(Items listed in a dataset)
• • • •
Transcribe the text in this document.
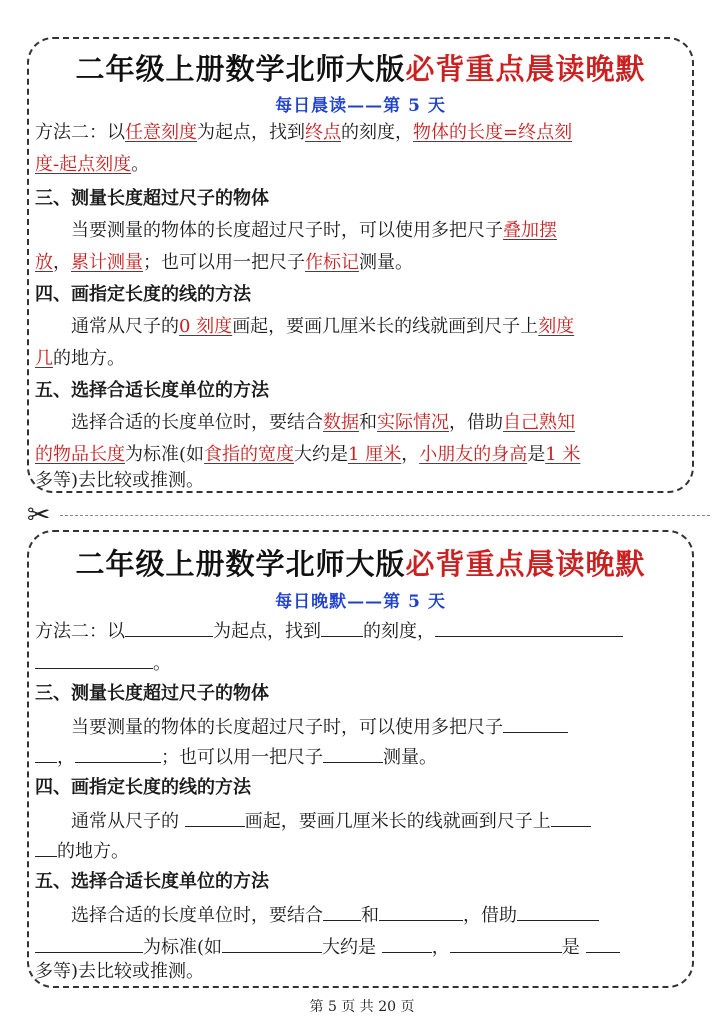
二年级上册数学北师大版必背重点晨读晚默
每日晨读——第 5 天
方法二：以任意刻度为起点，找到终点的刻度，物体的长度=终点刻
度-起点刻度。
三、测量长度超过尺子的物体
当要测量的物体的长度超过尺子时，可以使用多把尺子叠加摆
放，累计测量；也可以用一把尺子作标记测量。
四、画指定长度的线的方法
通常从尺子的0 刻度画起，要画几厘米长的线就画到尺子上刻度
几的地方。
五、选择合适长度单位的方法
选择合适的长度单位时，要结合数据和实际情况，借助自己熟知
的物品长度为标准(如食指的宽度大约是1 厘米，小朋友的身高是1 米
多等)去比较或推测。
✂
二年级上册数学北师大版必背重点晨读晚默
每日晚默——第 5 天
方法二：以	为起点，找到 的刻度，
。
三、测量长度超过尺子的物体
当要测量的物体的长度超过尺子时，可以使用多把尺子
，	；也可以用一把尺子	测量。
四、画指定长度的线的方法
通常从尺子的	画起，要画几厘米长的线就画到尺子上
的地方。
五、选择合适长度单位的方法
选择合适的长度单位时，要结合 和	，借助
为标准(如	大约是	，	是
多等)去比较或推测。
第 5 页 共 20 页
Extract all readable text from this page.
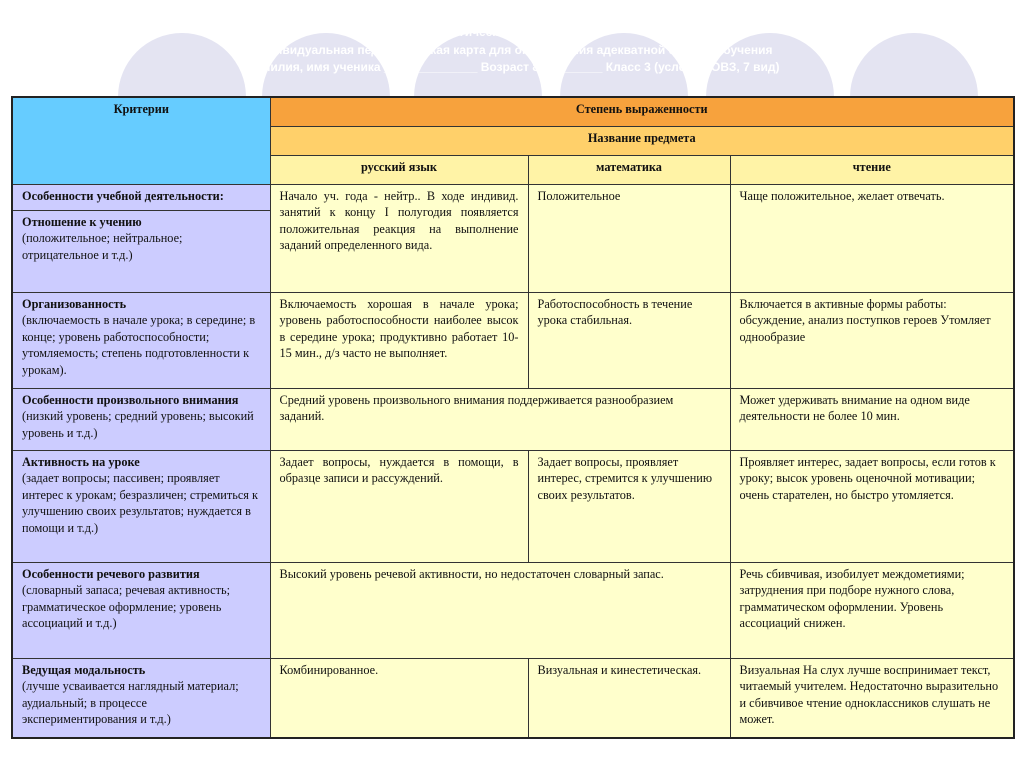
Педагогическое представление
Индивидуальная педагогическая карта для определения адекватной формы обучения
Фамилия, имя ученика ______________ Возраст 8 _________ Класс 3 (условия ОВЗ, 7 вид)
Критерии	Степень выраженности		
	Название предмета		
	русский язык	математика	чтение
Особенности учебной деятельности:	Начало уч. года - нейтр.. В ходе индивид. занятий к концу I полугодия появляется положительная реакция на выполнение заданий определенного вида.	Положительное	Чаще положительное, желает отвечать.
Отношение к учению
(положительное; нейтральное; отрицательное и т.д.)			
Организованность
(включаемость в начале урока; в середине; в конце; уровень работоспособности; утомляемость; степень подготовленности к урокам).	Включаемость хорошая в начале урока; уровень работоспособности наиболее высок в середине урока; продуктивно работает 10-15 мин., д/з часто не выполняет.	Работоспособность в течение урока стабильная.	Включается в активные формы работы: обсуждение, анализ поступков героев Утомляет однообразие
Особенности произвольного внимания (низкий уровень; средний уровень; высокий уровень и т.д.)	Средний уровень произвольного внимания поддерживается разнообразием заданий.		Может удерживать внимание на одном виде деятельности не более 10 мин.
Активность на уроке
(задает вопросы; пассивен; проявляет интерес к урокам; безразличен; стремиться к улучшению своих результатов; нуждается в помощи и т.д.)	Задает вопросы, нуждается в помощи, в образце записи и рассуждений.	Задает вопросы, проявляет интерес, стремится к улучшению своих результатов.	Проявляет интерес, задает вопросы, если готов к уроку; высок уровень оценочной мотивации; очень старателен, но быстро утомляется.
Особенности речевого развития
(словарный запаса; речевая активность; грамматическое оформление; уровень ассоциаций и т.д.)	Высокий уровень речевой активности, но недостаточен словарный запас.		Речь сбивчивая, изобилует междометиями; затруднения при подборе нужного слова, грамматическом оформлении. Уровень ассоциаций снижен.
Ведущая модальность
(лучше усваивается наглядный материал; аудиальный; в процессе экспериментирования и т.д.)	Комбинированное.	Визуальная и кинестетическая.	Визуальная На слух лучше воспринимает текст, читаемый учителем. Недостаточно выразительно и сбивчивое чтение одноклассников слушать не может.
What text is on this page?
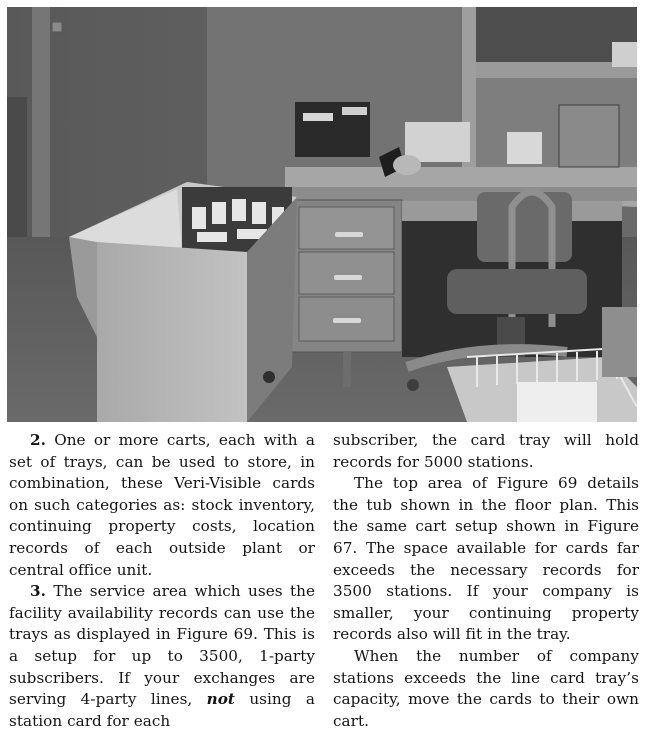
2. One or more carts, each with a set of trays, can be used to store, in combination, these Veri-Visible cards on such categories as: stock inventory, continuing property costs, location records of each outside plant or central office unit.

3. The service area which uses the facility availability records can use the trays as displayed in Figure 69. This is a setup for up to 3500, 1-party subscribers. If your exchanges are serving 4-party lines, not using a station card for each

subscriber, the card tray will hold records for 5000 stations.

The top area of Figure 69 details the tub shown in the floor plan. This the same cart setup shown in Figure 67. The space available for cards far exceeds the necessary records for 3500 stations. If your company is smaller, your continuing property records also will fit in the tray.

When the number of company stations exceeds the line card tray’s capacity, move the cards to their own cart.
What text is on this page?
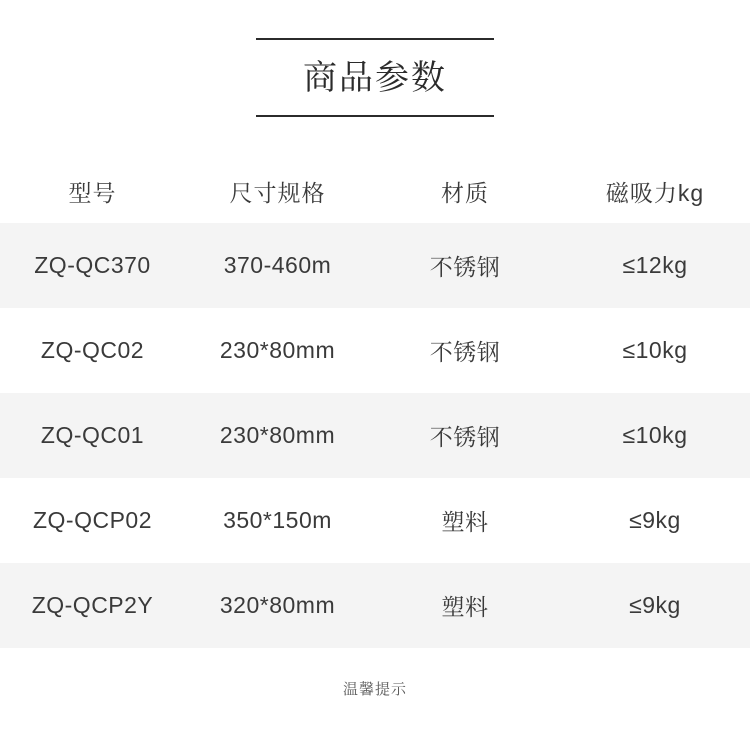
商品参数
型号	尺寸规格	材质	磁吸力kg
ZQ-QC370	370-460m	不锈钢	≤12kg
ZQ-QC02	230*80mm	不锈钢	≤10kg
ZQ-QC01	230*80mm	不锈钢	≤10kg
ZQ-QCP02	350*150m	塑料	≤9kg
ZQ-QCP2Y	320*80mm	塑料	≤9kg
温馨提示
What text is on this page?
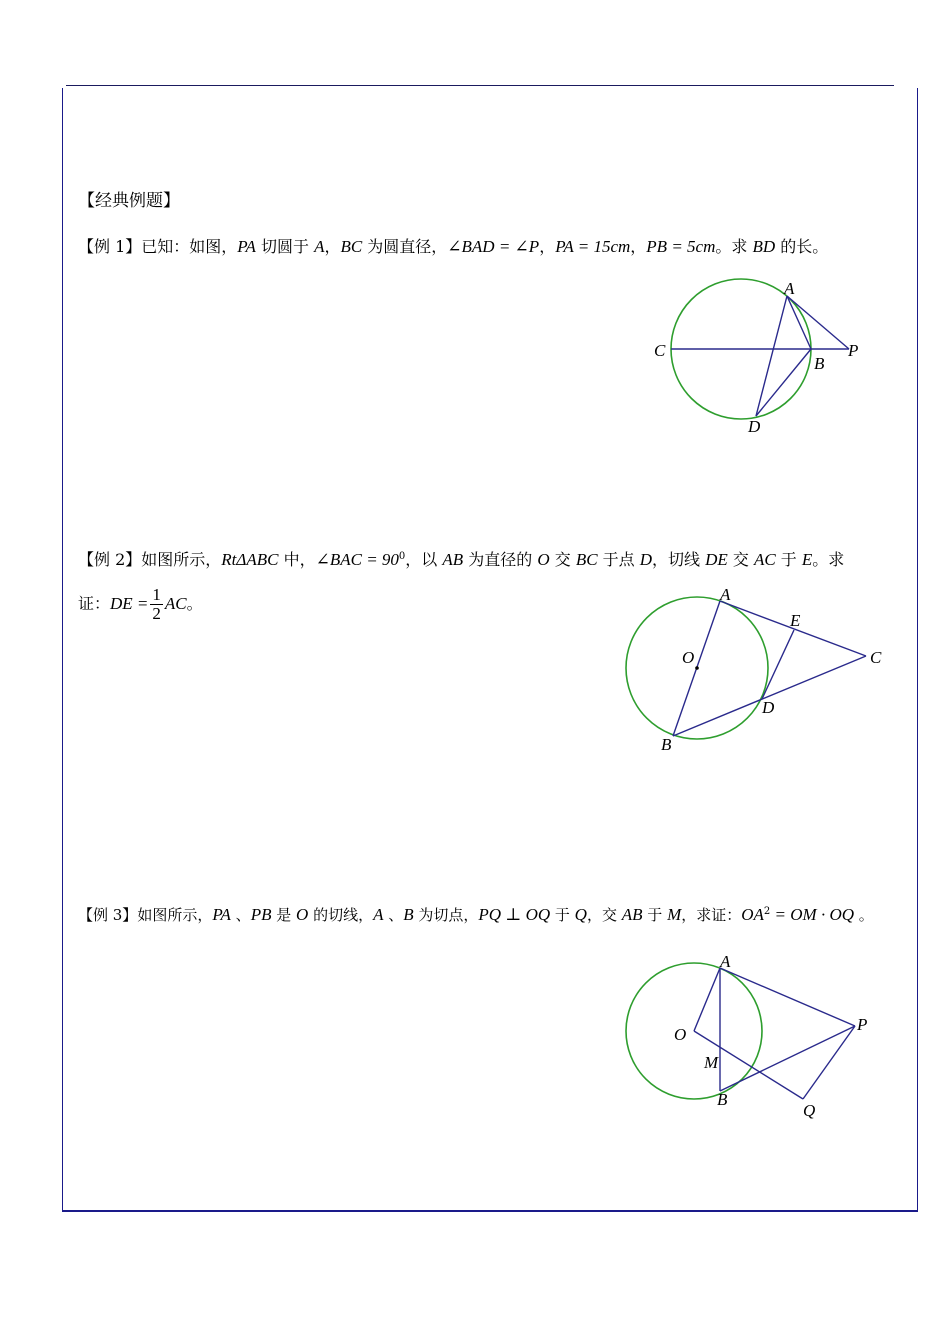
【经典例题】
【例 1】已知：如图，PA 切圆于 A，BC 为圆直径，∠BAD = ∠P，PA = 15cm，PB = 5cm。求 BD 的长。
【例 2】如图所示，RtΔABC 中，∠BAC = $90^0$，以 AB 为直径的 O 交 BC 于点 D，切线 DE 交 AC 于 E。求
证：DE = $\frac{1}{2}$ AC。
【例 3】如图所示，PA 、PB 是 O 的切线，A 、B 为切点，PQ ⊥ OQ 于 Q，交 AB 于 M，求证：$OA^2$ = OM · OQ 。
A
C
B
P
D
A
E
O	C
D
B
A
O
P
M
B
Q
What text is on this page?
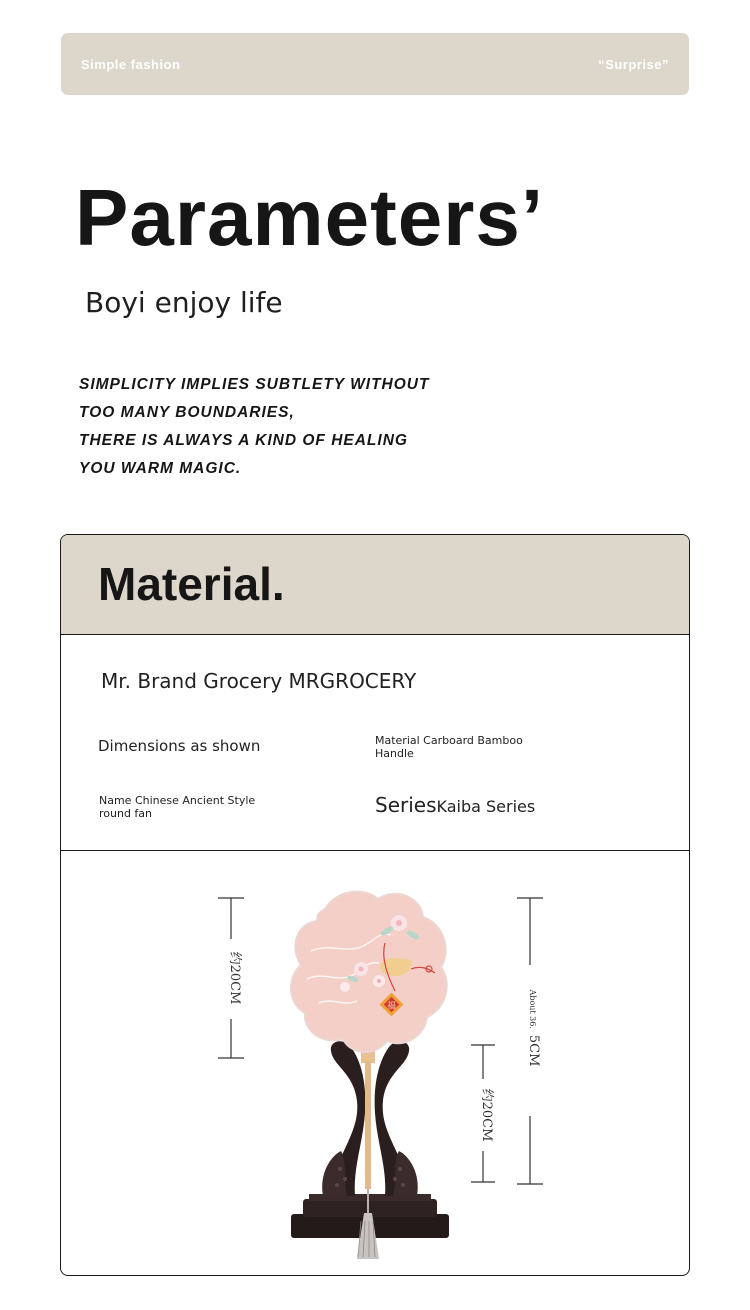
Simple fashion	“Surprise”
Parameters’
Boyi enjoy life
SIMPLICITY IMPLIES SUBTLETY WITHOUT
TOO MANY BOUNDARIES,
THERE IS ALWAYS A KIND OF HEALING
YOU WARM MAGIC.
Material.
Mr. Brand Grocery MRGROCERY
Dimensions as shown	Material Carboard Bamboo
Handle
Name Chinese Ancient Style
round fan	SeriesKaiba Series
约20CM
About 36.5CM
约20CM
福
• • • •
• **TASK REQUIREMENTS**: Report how many lines in the records above contain the word "Figure", giving only the number.

• **RESPONSE TO THE TASK**: 2